YOUR INSTRUCTIONS ▸
Change every "field-region" in the rows below to "contour-region" and repeat the rows with nothing else altered.

DATASET RECORDS ▸

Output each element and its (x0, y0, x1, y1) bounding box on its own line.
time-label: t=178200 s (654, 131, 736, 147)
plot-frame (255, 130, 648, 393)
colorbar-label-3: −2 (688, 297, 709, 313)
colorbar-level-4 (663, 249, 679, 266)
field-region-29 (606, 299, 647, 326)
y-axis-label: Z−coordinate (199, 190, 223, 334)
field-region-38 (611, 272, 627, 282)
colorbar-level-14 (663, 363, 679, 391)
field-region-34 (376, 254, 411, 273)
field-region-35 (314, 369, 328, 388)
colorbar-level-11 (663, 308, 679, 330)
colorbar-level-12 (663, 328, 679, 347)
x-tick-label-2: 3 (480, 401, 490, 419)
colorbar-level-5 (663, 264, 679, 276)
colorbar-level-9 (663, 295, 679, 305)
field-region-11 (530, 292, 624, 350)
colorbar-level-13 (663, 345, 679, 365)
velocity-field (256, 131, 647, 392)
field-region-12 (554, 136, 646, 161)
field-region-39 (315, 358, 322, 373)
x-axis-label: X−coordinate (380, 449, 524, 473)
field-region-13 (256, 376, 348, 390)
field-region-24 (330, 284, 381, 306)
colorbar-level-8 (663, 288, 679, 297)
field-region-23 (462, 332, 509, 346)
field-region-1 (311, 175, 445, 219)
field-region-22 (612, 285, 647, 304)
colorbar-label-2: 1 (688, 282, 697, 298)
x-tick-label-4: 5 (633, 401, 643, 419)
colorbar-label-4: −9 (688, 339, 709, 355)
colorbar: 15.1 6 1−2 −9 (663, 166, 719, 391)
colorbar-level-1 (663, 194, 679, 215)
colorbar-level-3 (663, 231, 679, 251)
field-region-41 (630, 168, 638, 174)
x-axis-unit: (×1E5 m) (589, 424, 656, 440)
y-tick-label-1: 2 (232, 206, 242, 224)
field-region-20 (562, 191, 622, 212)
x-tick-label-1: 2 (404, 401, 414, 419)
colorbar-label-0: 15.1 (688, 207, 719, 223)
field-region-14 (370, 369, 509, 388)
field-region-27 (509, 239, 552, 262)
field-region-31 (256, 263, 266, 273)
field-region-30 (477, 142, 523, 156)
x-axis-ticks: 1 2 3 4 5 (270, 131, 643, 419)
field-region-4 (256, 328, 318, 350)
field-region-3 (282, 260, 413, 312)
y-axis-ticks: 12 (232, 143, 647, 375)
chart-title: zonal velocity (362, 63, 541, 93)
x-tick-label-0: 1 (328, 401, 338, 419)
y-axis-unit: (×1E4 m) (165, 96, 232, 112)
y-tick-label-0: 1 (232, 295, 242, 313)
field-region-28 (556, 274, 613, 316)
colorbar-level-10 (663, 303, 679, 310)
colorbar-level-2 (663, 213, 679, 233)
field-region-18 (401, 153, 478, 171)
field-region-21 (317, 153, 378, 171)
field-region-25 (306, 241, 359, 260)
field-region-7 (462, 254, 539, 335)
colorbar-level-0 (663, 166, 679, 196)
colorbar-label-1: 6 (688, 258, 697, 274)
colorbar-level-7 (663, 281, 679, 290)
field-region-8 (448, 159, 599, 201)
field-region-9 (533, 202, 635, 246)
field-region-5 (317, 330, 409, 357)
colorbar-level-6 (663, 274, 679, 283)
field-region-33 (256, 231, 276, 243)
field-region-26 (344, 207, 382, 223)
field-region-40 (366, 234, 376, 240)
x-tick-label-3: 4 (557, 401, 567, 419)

CORRECT OUTPUT ▸
Output each element and its (x0, y0, x1, y1) bounding box on its own line.
time-label: t=178200 s (654, 131, 736, 147)
plot-frame (255, 130, 648, 393)
colorbar-label-3: −2 (688, 297, 709, 313)
colorbar-level-4 (663, 249, 679, 266)
contour-region-29 (606, 299, 647, 326)
y-axis-label: Z−coordinate (199, 190, 223, 334)
contour-region-38 (611, 272, 627, 282)
colorbar-level-14 (663, 363, 679, 391)
contour-region-34 (376, 254, 411, 273)
contour-region-35 (314, 369, 328, 388)
colorbar-level-11 (663, 308, 679, 330)
colorbar-level-12 (663, 328, 679, 347)
x-tick-label-2: 3 (480, 401, 490, 419)
colorbar-level-5 (663, 264, 679, 276)
colorbar-level-9 (663, 295, 679, 305)
contour-region-11 (530, 292, 624, 350)
colorbar-level-13 (663, 345, 679, 365)
velocity-field (256, 131, 647, 392)
contour-region-12 (554, 136, 646, 161)
contour-region-39 (315, 358, 322, 373)
x-axis-label: X−coordinate (380, 449, 524, 473)
contour-region-13 (256, 376, 348, 390)
contour-region-24 (330, 284, 381, 306)
colorbar-level-8 (663, 288, 679, 297)
contour-region-23 (462, 332, 509, 346)
contour-region-1 (311, 175, 445, 219)
contour-region-22 (612, 285, 647, 304)
colorbar-label-2: 1 (688, 282, 697, 298)
x-tick-label-4: 5 (633, 401, 643, 419)
colorbar-label-4: −9 (688, 339, 709, 355)
colorbar: 15.1 6 1−2 −9 (663, 166, 719, 391)
colorbar-level-1 (663, 194, 679, 215)
colorbar-level-3 (663, 231, 679, 251)
contour-region-41 (630, 168, 638, 174)
x-axis-unit: (×1E5 m) (589, 424, 656, 440)
y-tick-label-1: 2 (232, 206, 242, 224)
contour-region-20 (562, 191, 622, 212)
x-tick-label-1: 2 (404, 401, 414, 419)
colorbar-label-0: 15.1 (688, 207, 719, 223)
contour-region-14 (370, 369, 509, 388)
contour-region-27 (509, 239, 552, 262)
contour-region-31 (256, 263, 266, 273)
contour-region-30 (477, 142, 523, 156)
x-axis-ticks: 1 2 3 4 5 (270, 131, 643, 419)
contour-region-4 (256, 328, 318, 350)
contour-region-3 (282, 260, 413, 312)
y-axis-ticks: 12 (232, 143, 647, 375)
chart-title: zonal velocity (362, 63, 541, 93)
x-tick-label-0: 1 (328, 401, 338, 419)
y-axis-unit: (×1E4 m) (165, 96, 232, 112)
y-tick-label-0: 1 (232, 295, 242, 313)
contour-region-28 (556, 274, 613, 316)
colorbar-level-10 (663, 303, 679, 310)
colorbar-level-2 (663, 213, 679, 233)
contour-region-18 (401, 153, 478, 171)
contour-region-21 (317, 153, 378, 171)
contour-region-25 (306, 241, 359, 260)
contour-region-7 (462, 254, 539, 335)
colorbar-level-0 (663, 166, 679, 196)
colorbar-label-1: 6 (688, 258, 697, 274)
colorbar-level-7 (663, 281, 679, 290)
contour-region-8 (448, 159, 599, 201)
contour-region-9 (533, 202, 635, 246)
contour-region-5 (317, 330, 409, 357)
colorbar-level-6 (663, 274, 679, 283)
contour-region-33 (256, 231, 276, 243)
contour-region-26 (344, 207, 382, 223)
contour-region-40 (366, 234, 376, 240)
x-tick-label-3: 4 (557, 401, 567, 419)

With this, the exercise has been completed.